Task description
Review the lines that follow and copy each one that contains the word "offset".
··········
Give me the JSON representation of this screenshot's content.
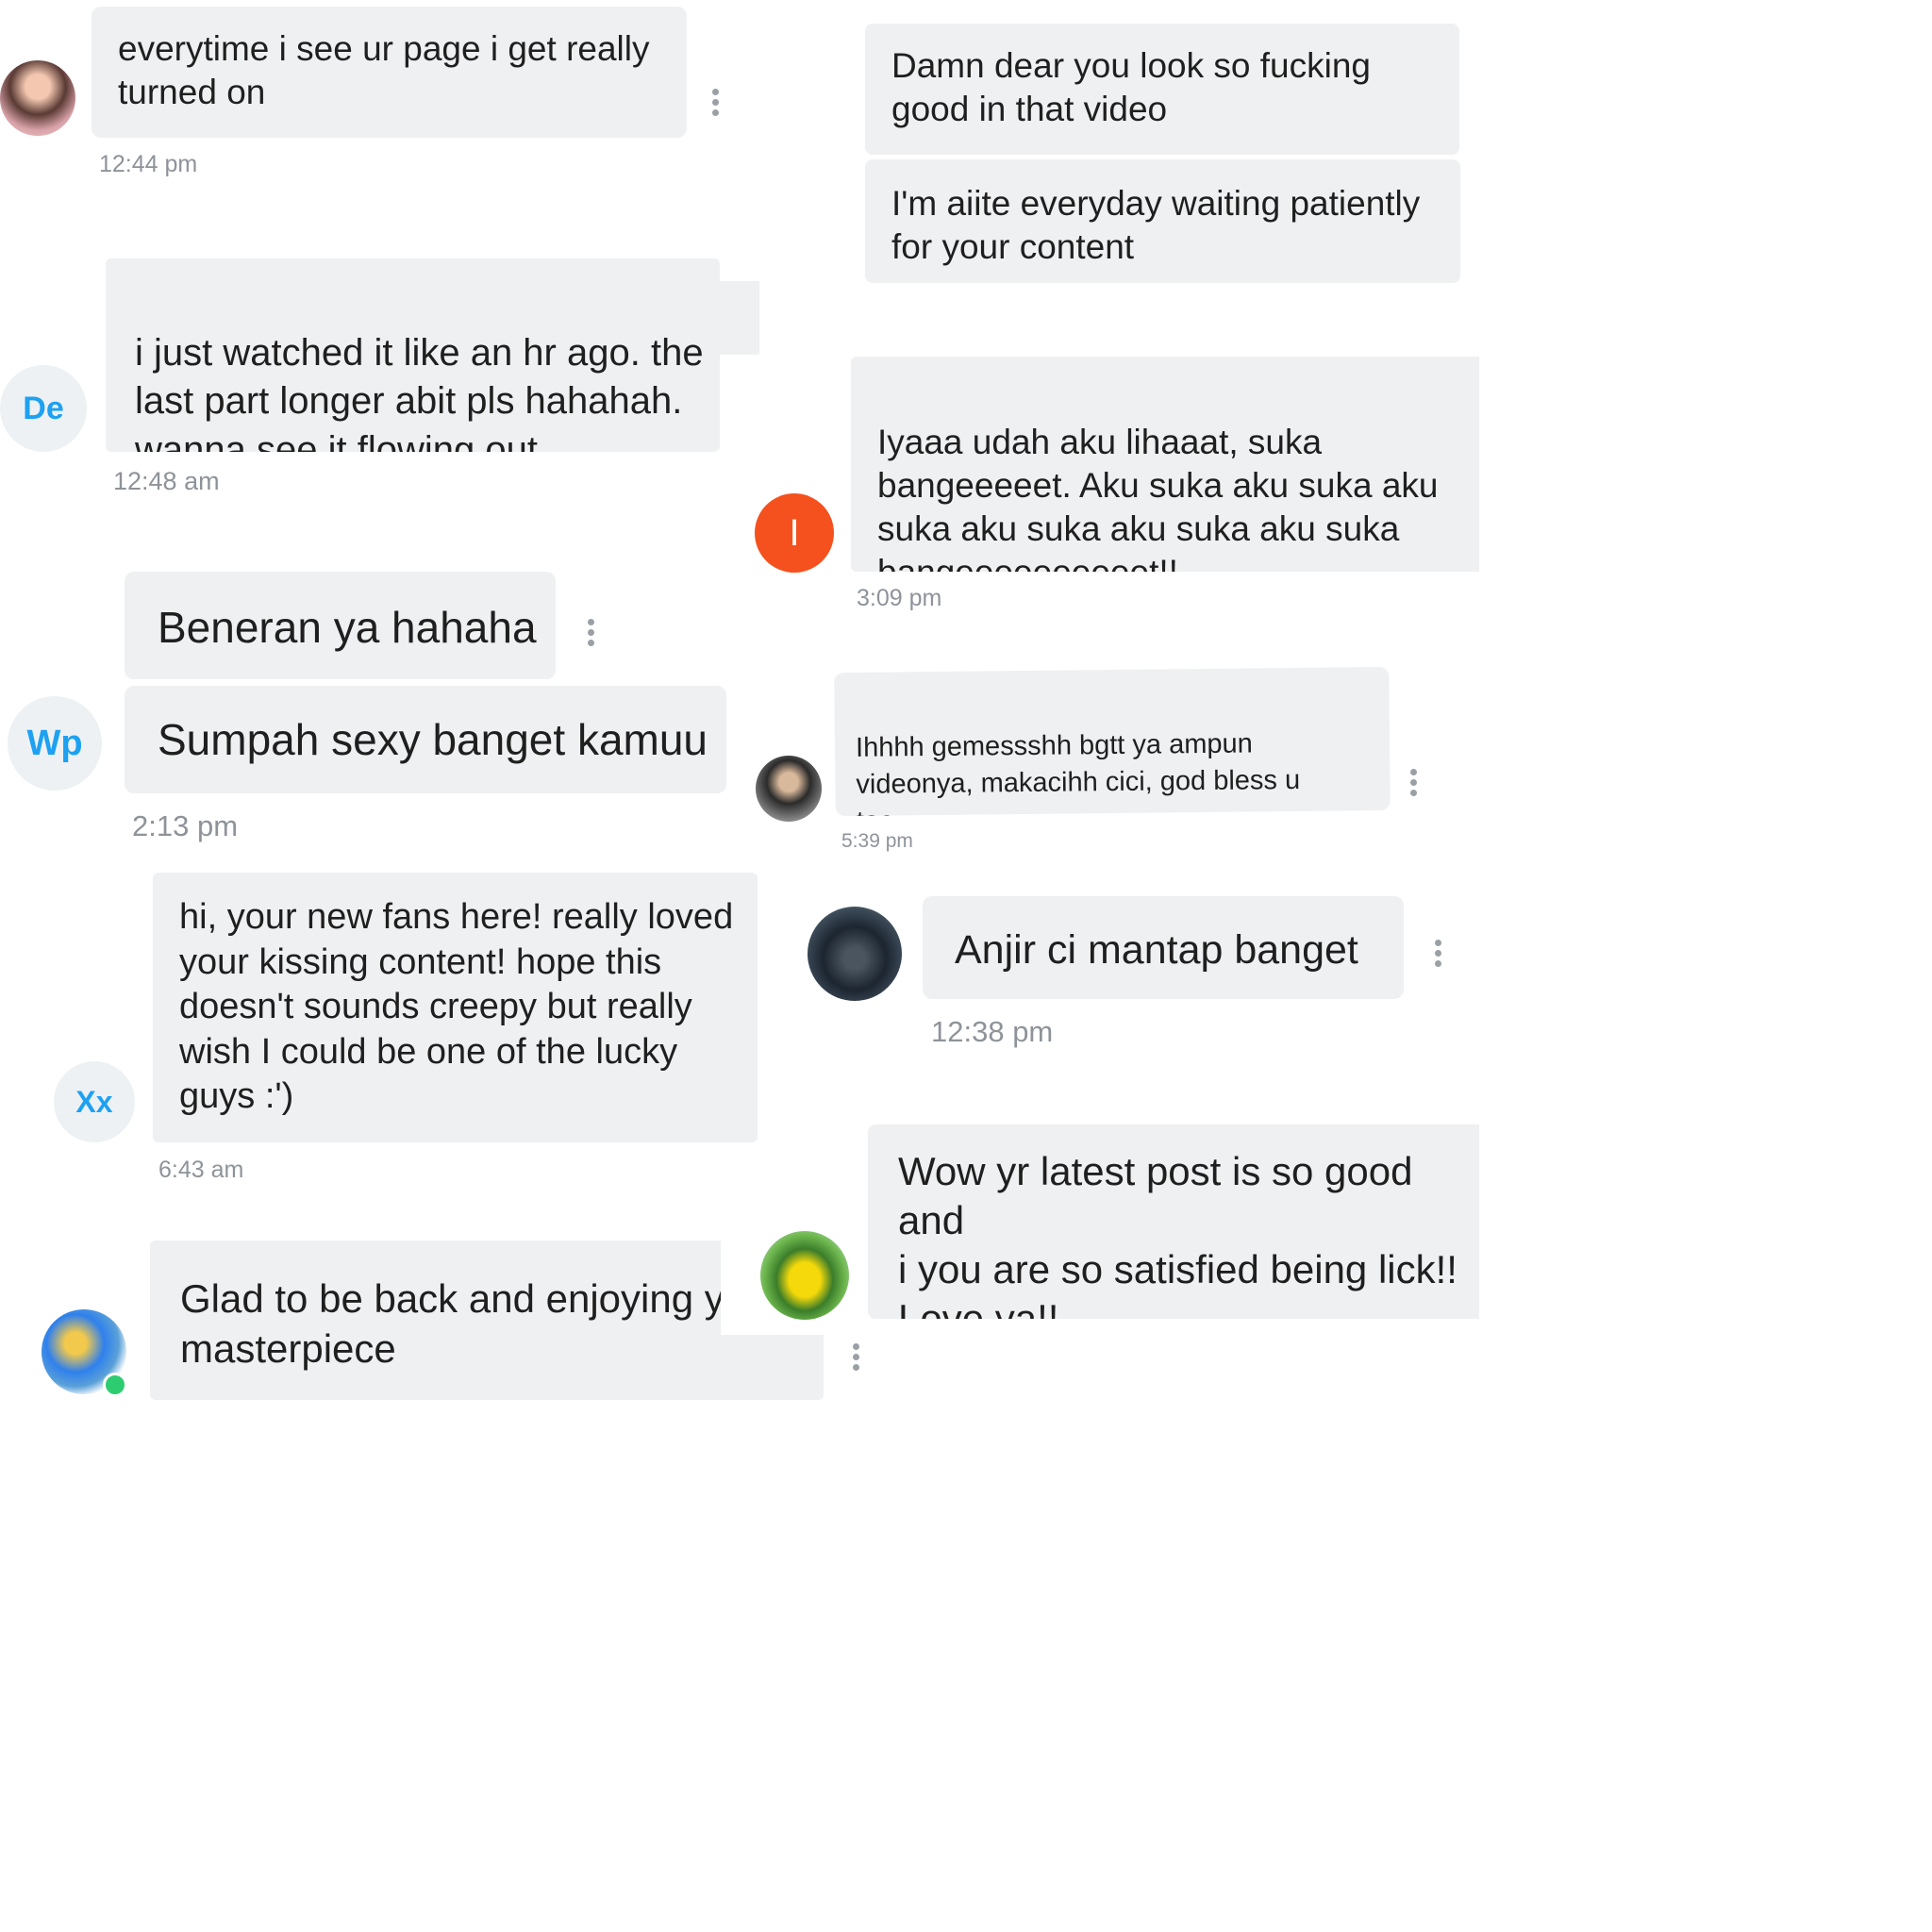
{
  "threads": [
    {
      "avatar_text": "",
      "messages": [
        "everytime i see ur page i get really\nturned on"
      ],
      "time": "12:44 pm"
    },
    {
      "avatar_text": "De",
      "messages": [
        "i just watched it like an hr ago. the\nlast part longer abit pls hahahah.\nwanna see it flowing out"
      ],
      "time": "12:48 am"
    },
    {
      "avatar_text": "Wp",
      "messages": [
        "Beneran ya hahaha",
        "Sumpah sexy banget kamuu"
      ],
      "time": "2:13 pm"
    },
    {
      "avatar_text": "Xx",
      "messages": [
        "hi, your new fans here! really loved\nyour kissing content! hope this\ndoesn't sounds creepy but really\nwish I could be one of the lucky\nguys :')"
      ],
      "time": "6:43 am"
    },
    {
      "avatar_text": "",
      "messages": [
        "Glad to be back and enjoying y\nmasterpiece"
      ],
      "time": ""
    },
    {
      "avatar_text": "",
      "messages": [
        "Damn dear you look so fucking\ngood in that video",
        "I'm aiite everyday waiting patiently\nfor your content"
      ],
      "time": ""
    },
    {
      "avatar_text": "I",
      "messages": [
        "Iyaaa udah aku lihaaat, suka\nbangeeeeet. Aku suka aku suka aku\nsuka aku suka aku suka aku suka\nbangeeeeeeeeeet!!"
      ],
      "time": "3:09 pm"
    },
    {
      "avatar_text": "",
      "messages": [
        "Ihhhh gemessshh bgtt ya ampun\nvideonya, makacihh cici, god bless u\ntoo"
      ],
      "time": "5:39 pm"
    },
    {
      "avatar_text": "",
      "messages": [
        "Anjir ci mantap banget"
      ],
      "time": "12:38 pm"
    },
    {
      "avatar_text": "",
      "messages": [
        "Wow yr latest post is so good and\ni you are so satisfied being lick!!\nLove ya!!"
      ],
      "time": ""
    }
  ],
  "colors": {
    "bubble": "#eff0f2",
    "initials": "#1da1f2",
    "orange_avatar": "#f4511e",
    "timestamp": "#8e939a"
  },
  "icons": [
    "more-vertical-icon",
    "hand-over-mouth-emoji",
    "smiley-emoji",
    "fire-emoji",
    "red-heart-emoji",
    "smiling-face-with-hearts-emoji"
  ]
}
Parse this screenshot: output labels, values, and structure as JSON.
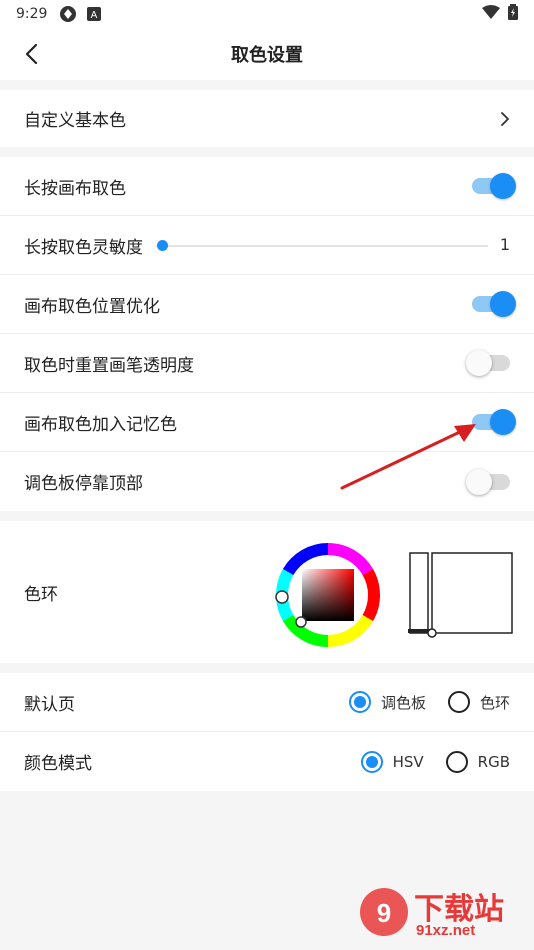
{
  "status": {
    "time": "9:29"
  },
  "header": {
    "title": "取色设置"
  },
  "section_custom": {
    "label": "自定义基本色",
    "chevron": "chevron-right-icon"
  },
  "settings": {
    "long_press_pick": {
      "label": "长按画布取色",
      "enabled": true
    },
    "sensitivity": {
      "label": "长按取色灵敏度",
      "value": "1"
    },
    "position_opt": {
      "label": "画布取色位置优化",
      "enabled": true
    },
    "reset_opacity": {
      "label": "取色时重置画笔透明度",
      "enabled": false
    },
    "add_memory": {
      "label": "画布取色加入记忆色",
      "enabled": true
    },
    "palette_top": {
      "label": "调色板停靠顶部",
      "enabled": false
    }
  },
  "color_ring": {
    "label": "色环"
  },
  "default_page": {
    "label": "默认页",
    "options": [
      "调色板",
      "色环"
    ],
    "selected": "调色板"
  },
  "color_mode": {
    "label": "颜色模式",
    "options": [
      "HSV",
      "RGB"
    ],
    "selected": "HSV"
  },
  "watermark": {
    "text": "下载站",
    "url": "91xz.net"
  },
  "colors": {
    "accent": "#1a8ef5",
    "accent_track": "#8fc7f5",
    "arrow": "#d81e1e"
  }
}
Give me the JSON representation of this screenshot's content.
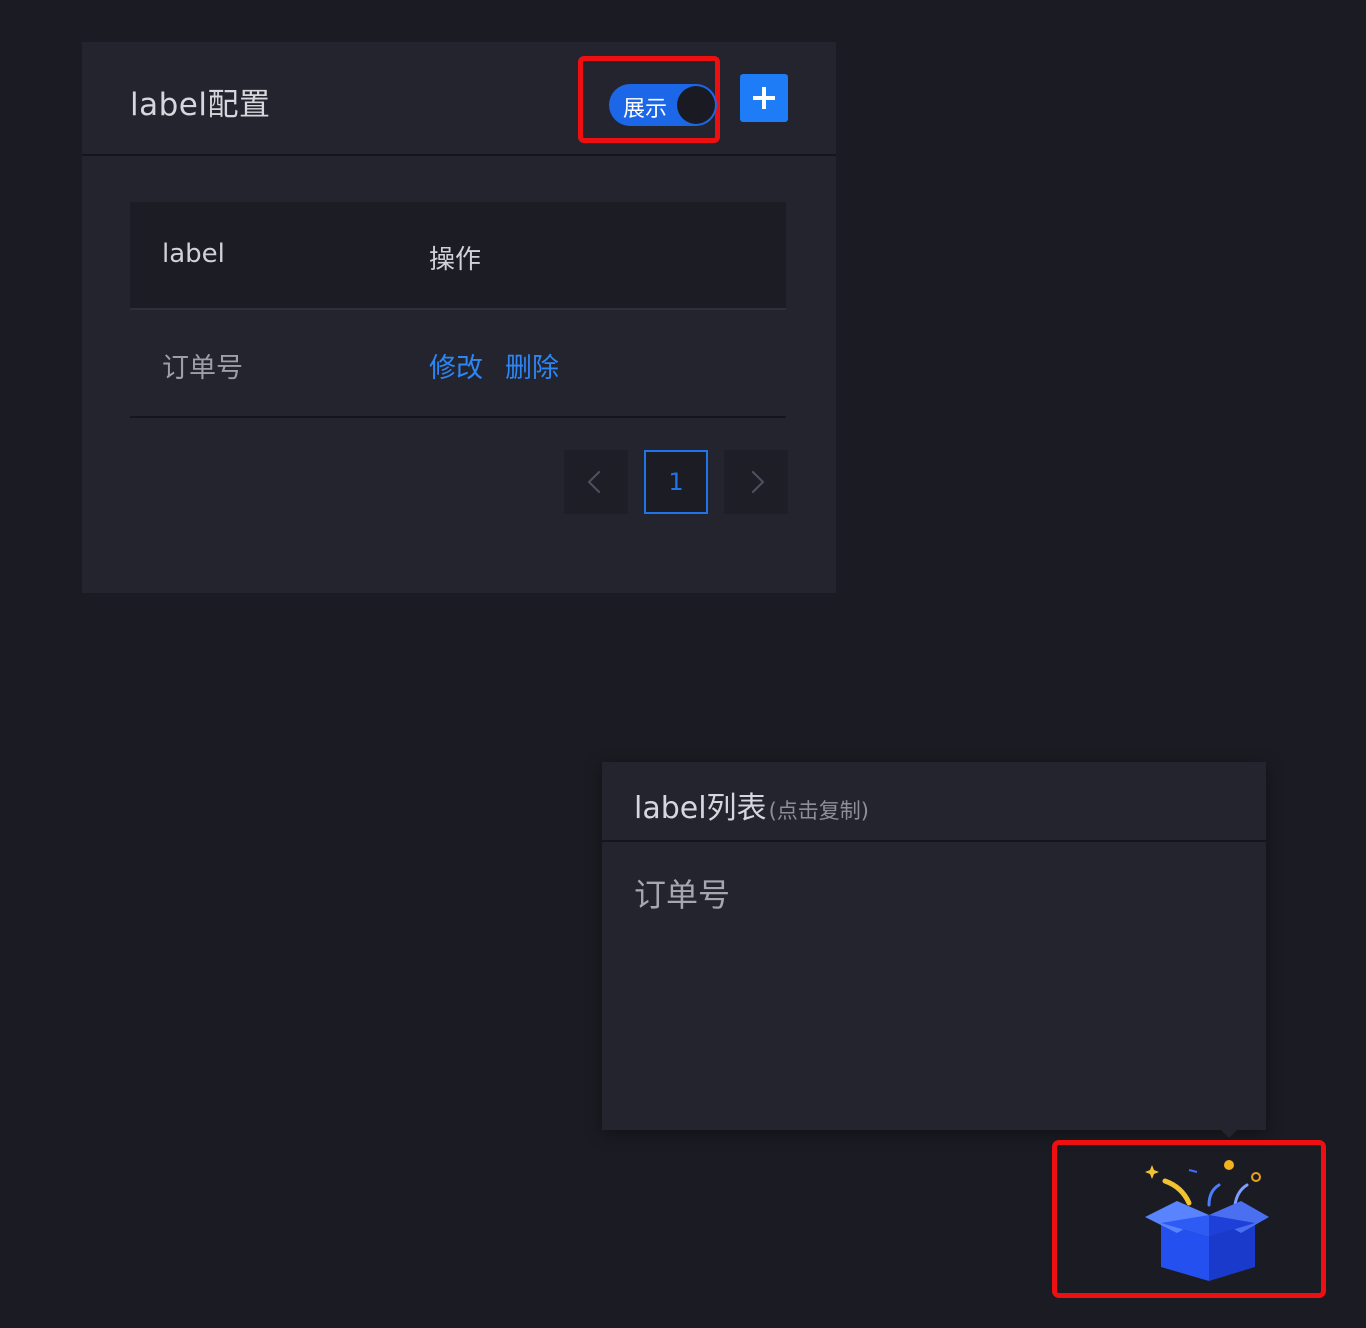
{
  "panel": {
    "title": "label配置",
    "toggle_label": "展示",
    "add_button_icon": "plus-icon"
  },
  "table": {
    "headers": [
      "label",
      "操作"
    ],
    "rows": [
      {
        "label": "订单号",
        "actions": [
          "修改",
          "删除"
        ]
      }
    ]
  },
  "pagination": {
    "current_page": "1",
    "prev_icon": "chevron-left-icon",
    "next_icon": "chevron-right-icon"
  },
  "popup": {
    "title": "label列表",
    "hint": "(点击复制)",
    "items": [
      "订单号"
    ]
  },
  "colors": {
    "background": "#1b1c23",
    "panel": "#23242e",
    "accent": "#1e7cf6",
    "link": "#2c86f5",
    "highlight": "#ee1010"
  },
  "gift": {
    "icon": "gift-box-icon"
  }
}
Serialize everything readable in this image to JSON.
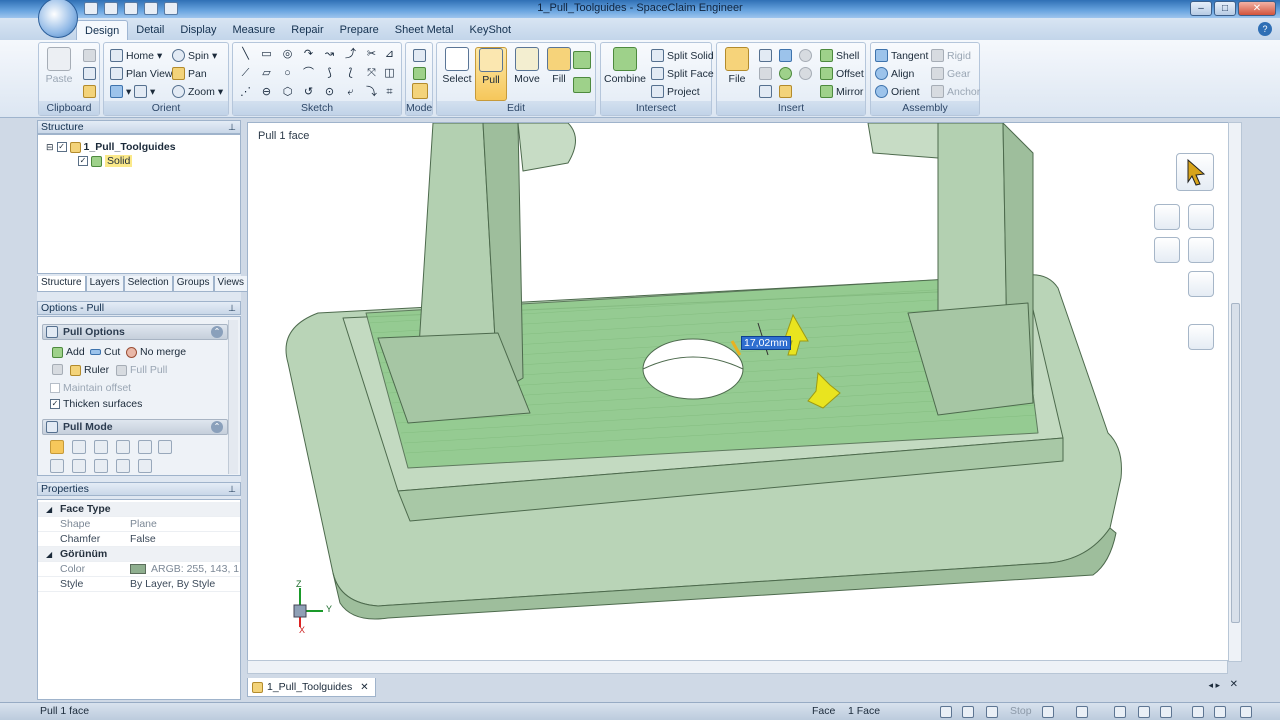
{
  "window": {
    "title": "1_Pull_Toolguides - SpaceClaim Engineer"
  },
  "ribbon_tabs": [
    "Design",
    "Detail",
    "Display",
    "Measure",
    "Repair",
    "Prepare",
    "Sheet Metal",
    "KeyShot"
  ],
  "ribbon": {
    "clipboard": {
      "label": "Clipboard",
      "paste": "Paste"
    },
    "orient": {
      "label": "Orient",
      "home": "Home",
      "spin": "Spin",
      "plan_view": "Plan View",
      "pan": "Pan",
      "zoom": "Zoom"
    },
    "sketch": {
      "label": "Sketch"
    },
    "mode": {
      "label": "Mode"
    },
    "edit": {
      "label": "Edit",
      "select": "Select",
      "pull": "Pull",
      "move": "Move",
      "fill": "Fill"
    },
    "intersect": {
      "label": "Intersect",
      "combine": "Combine",
      "split_solid": "Split Solid",
      "split_face": "Split Face",
      "project": "Project"
    },
    "insert": {
      "label": "Insert",
      "file": "File",
      "shell": "Shell",
      "offset": "Offset",
      "mirror": "Mirror"
    },
    "assembly": {
      "label": "Assembly",
      "tangent": "Tangent",
      "align": "Align",
      "orient": "Orient",
      "rigid": "Rigid",
      "gear": "Gear",
      "anchor": "Anchor"
    }
  },
  "structure": {
    "header": "Structure",
    "root": "1_Pull_Toolguides",
    "child": "Solid",
    "tabs": [
      "Structure",
      "Layers",
      "Selection",
      "Groups",
      "Views"
    ]
  },
  "options": {
    "header": "Options - Pull",
    "pull_options_title": "Pull Options",
    "add": "Add",
    "cut": "Cut",
    "no_merge": "No merge",
    "ruler": "Ruler",
    "full_pull": "Full Pull",
    "maintain_offset": "Maintain offset",
    "thicken_surfaces": "Thicken surfaces",
    "pull_mode_title": "Pull Mode"
  },
  "properties": {
    "header": "Properties",
    "rows": [
      {
        "kind": "cat",
        "key": "Face Type",
        "value": ""
      },
      {
        "kind": "row",
        "key": "Shape",
        "value": "Plane"
      },
      {
        "kind": "row",
        "key": "Chamfer",
        "value": "False"
      },
      {
        "kind": "cat",
        "key": "Görünüm",
        "value": ""
      },
      {
        "kind": "row",
        "key": "Color",
        "value": "ARGB: 255, 143, 1"
      },
      {
        "kind": "row",
        "key": "Style",
        "value": "By Layer, By Style"
      }
    ]
  },
  "viewport": {
    "caption": "Pull 1 face",
    "dimension": "17,02mm",
    "axis": {
      "z": "Z",
      "y": "Y",
      "x": "X"
    }
  },
  "document_tab": "1_Pull_Toolguides",
  "status": {
    "left": "Pull 1 face",
    "selection_type": "Face",
    "selection_count": "1 Face",
    "stop": "Stop"
  },
  "colors": {
    "model_face": "#b5d1b3",
    "model_edge": "#4d6a4d",
    "selected_face": "#8ec98a",
    "pull_arrow": "#e9e41f",
    "dimension_bg": "#2f6fd0"
  }
}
··········
Correct output
      "offset": "Offset",
    "maintain_offset": "Maintain offset",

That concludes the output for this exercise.